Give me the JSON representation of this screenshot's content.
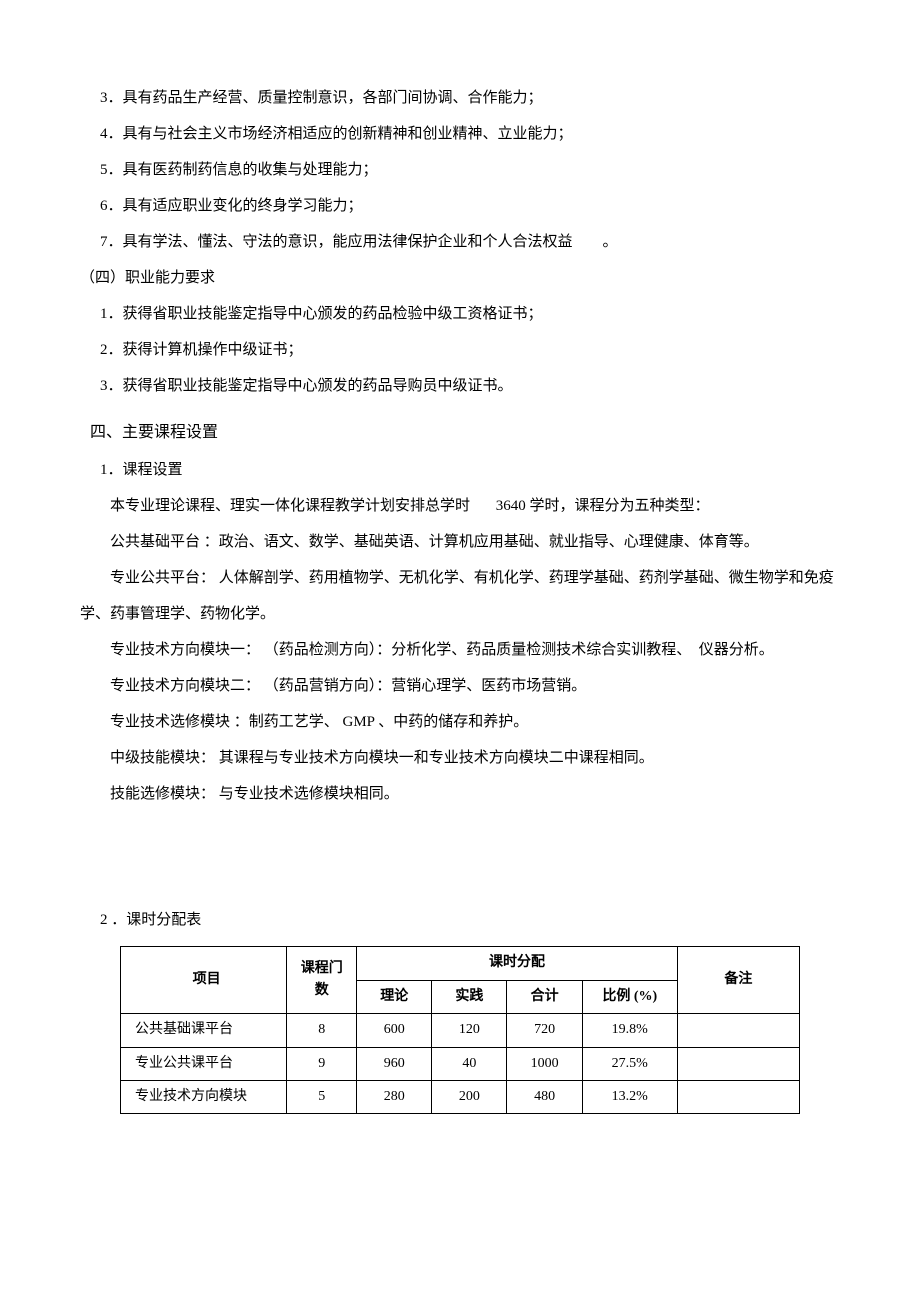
{
  "items": {
    "i3": "3．具有药品生产经营、质量控制意识，各部门间协调、合作能力；",
    "i4": "4．具有与社会主义市场经济相适应的创新精神和创业精神、立业能力；",
    "i5": "5．具有医药制药信息的收集与处理能力；",
    "i6": "6．具有适应职业变化的终身学习能力；",
    "i7": "7．具有学法、懂法、守法的意识，能应用法律保护企业和个人合法权益　　。"
  },
  "section4_title": "（四）职业能力要求",
  "cert": {
    "c1": "1．获得省职业技能鉴定指导中心颁发的药品检验中级工资格证书；",
    "c2": "2．获得计算机操作中级证书；",
    "c3": "3．获得省职业技能鉴定指导中心颁发的药品导购员中级证书。"
  },
  "heading4": "四、主要课程设置",
  "sub1": "1．课程设置",
  "para1a": "本专业理论课程、理实一体化课程教学计划安排总学时",
  "para1b": "3640 学时，课程分为五种类型：",
  "para2": "公共基础平台 ：政治、语文、数学、基础英语、计算机应用基础、就业指导、心理健康、体育等。",
  "para3": "专业公共平台： 人体解剖学、药用植物学、无机化学、有机化学、药理学基础、药剂学基础、微生物学和免疫学、药事管理学、药物化学。",
  "para4": "专业技术方向模块一： （药品检测方向）：分析化学、药品质量检测技术综合实训教程、　仪器分析。",
  "para5": "专业技术方向模块二： （药品营销方向）：营销心理学、医药市场营销。",
  "para6": "专业技术选修模块 ：制药工艺学、 GMP 、中药的储存和养护。",
  "para7": "中级技能模块： 其课程与专业技术方向模块一和专业技术方向模块二中课程相同。",
  "para8": "技能选修模块： 与专业技术选修模块相同。",
  "sub2": "2 ．课时分配表",
  "table": {
    "headers": {
      "project": "项目",
      "courses": "课程门数",
      "alloc": "课时分配",
      "theory": "理论",
      "practice": "实践",
      "total": "合计",
      "ratio": "比例 (%)",
      "remark": "备注"
    },
    "rows": [
      {
        "project": "公共基础课平台",
        "courses": "8",
        "theory": "600",
        "practice": "120",
        "total": "720",
        "ratio": "19.8%",
        "remark": ""
      },
      {
        "project": "专业公共课平台",
        "courses": "9",
        "theory": "960",
        "practice": "40",
        "total": "1000",
        "ratio": "27.5%",
        "remark": ""
      },
      {
        "project": "专业技术方向模块",
        "courses": "5",
        "theory": "280",
        "practice": "200",
        "total": "480",
        "ratio": "13.2%",
        "remark": ""
      }
    ]
  }
}
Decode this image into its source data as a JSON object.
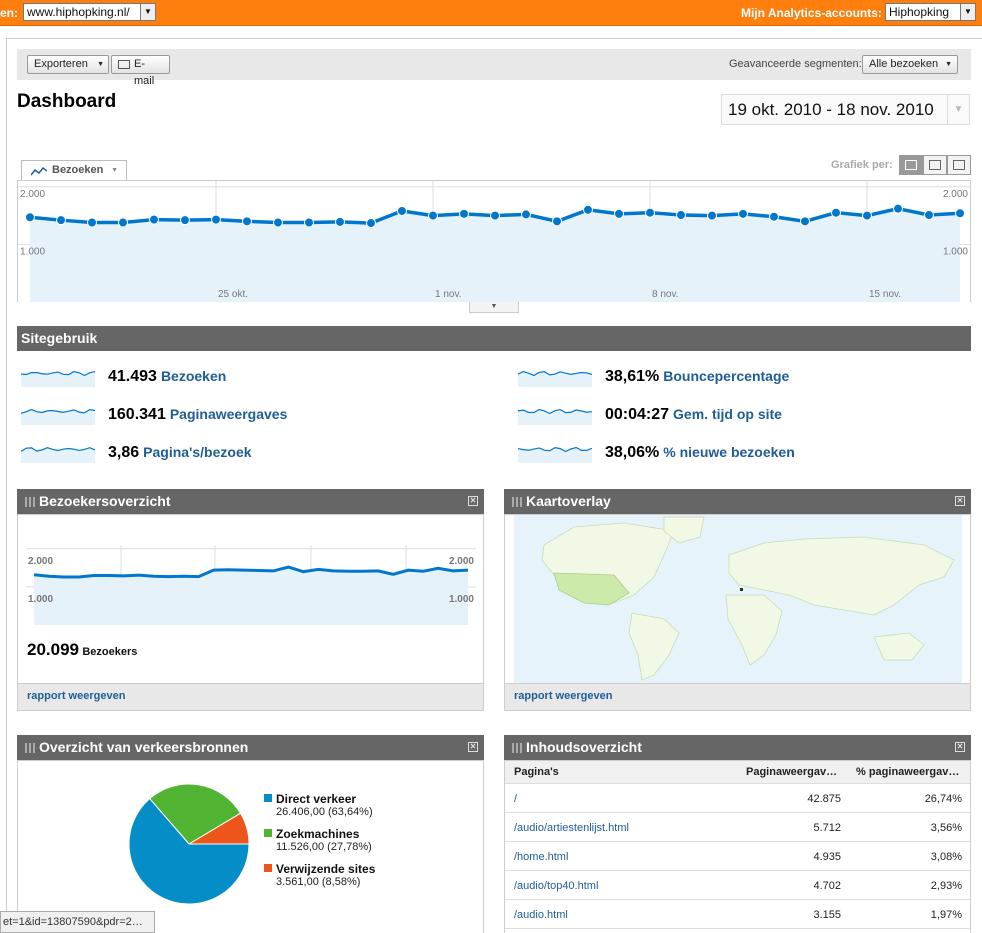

○ ○ ○

◆ **REQUIRED WORK**:
Images do not belong in the copy; reproduce all other parts of the records above verbatim.

◆ **RESULT**:
Give me the JSON representation of this screenshot's content.
{
  "items": {
    "i3": "3．具有药品生产经营、质量控制意识，各部门间协调、合作能力；",
    "i4": "4．具有与社会主义市场经济相适应的创新精神和创业精神、立业能力；",
    "i5": "5．具有医药制药信息的收集与处理能力；",
    "i6": "6．具有适应职业变化的终身学习能力；",
    "i7": "7．具有学法、懂法、守法的意识，能应用法律保护企业和个人合法权益　　。"
  },
  "section4_title": "（四）职业能力要求",
  "cert": {
    "c1": "1．获得省职业技能鉴定指导中心颁发的药品检验中级工资格证书；",
    "c2": "2．获得计算机操作中级证书；",
    "c3": "3．获得省职业技能鉴定指导中心颁发的药品导购员中级证书。"
  },
  "heading4": "四、主要课程设置",
  "sub1": "1．课程设置",
  "para1a": "本专业理论课程、理实一体化课程教学计划安排总学时",
  "para1b": "3640 学时，课程分为五种类型：",
  "para2": "公共基础平台 ：政治、语文、数学、基础英语、计算机应用基础、就业指导、心理健康、体育等。",
  "para3": "专业公共平台： 人体解剖学、药用植物学、无机化学、有机化学、药理学基础、药剂学基础、微生物学和免疫学、药事管理学、药物化学。",
  "para4": "专业技术方向模块一： （药品检测方向）：分析化学、药品质量检测技术综合实训教程、　仪器分析。",
  "para5": "专业技术方向模块二： （药品营销方向）：营销心理学、医药市场营销。",
  "para6": "专业技术选修模块 ：制药工艺学、 GMP 、中药的储存和养护。",
  "para7": "中级技能模块： 其课程与专业技术方向模块一和专业技术方向模块二中课程相同。",
  "para8": "技能选修模块： 与专业技术选修模块相同。",
  "sub2": "2 ．课时分配表",
  "table": {
    "headers": {
      "project": "项目",
      "courses": "课程门数",
      "alloc": "课时分配",
      "theory": "理论",
      "practice": "实践",
      "total": "合计",
      "ratio": "比例 (%)",
      "remark": "备注"
    },
    "rows": [
      {
        "project": "公共基础课平台",
        "courses": "8",
        "theory": "600",
        "practice": "120",
        "total": "720",
        "ratio": "19.8%",
        "remark": ""
      },
      {
        "project": "专业公共课平台",
        "courses": "9",
        "theory": "960",
        "practice": "40",
        "total": "1000",
        "ratio": "27.5%",
        "remark": ""
      },
      {
        "project": "专业技术方向模块",
        "courses": "5",
        "theory": "280",
        "practice": "200",
        "total": "480",
        "ratio": "13.2%",
        "remark": ""
      }
    ]
  }
}
Decode this image into its source data as a JSON object.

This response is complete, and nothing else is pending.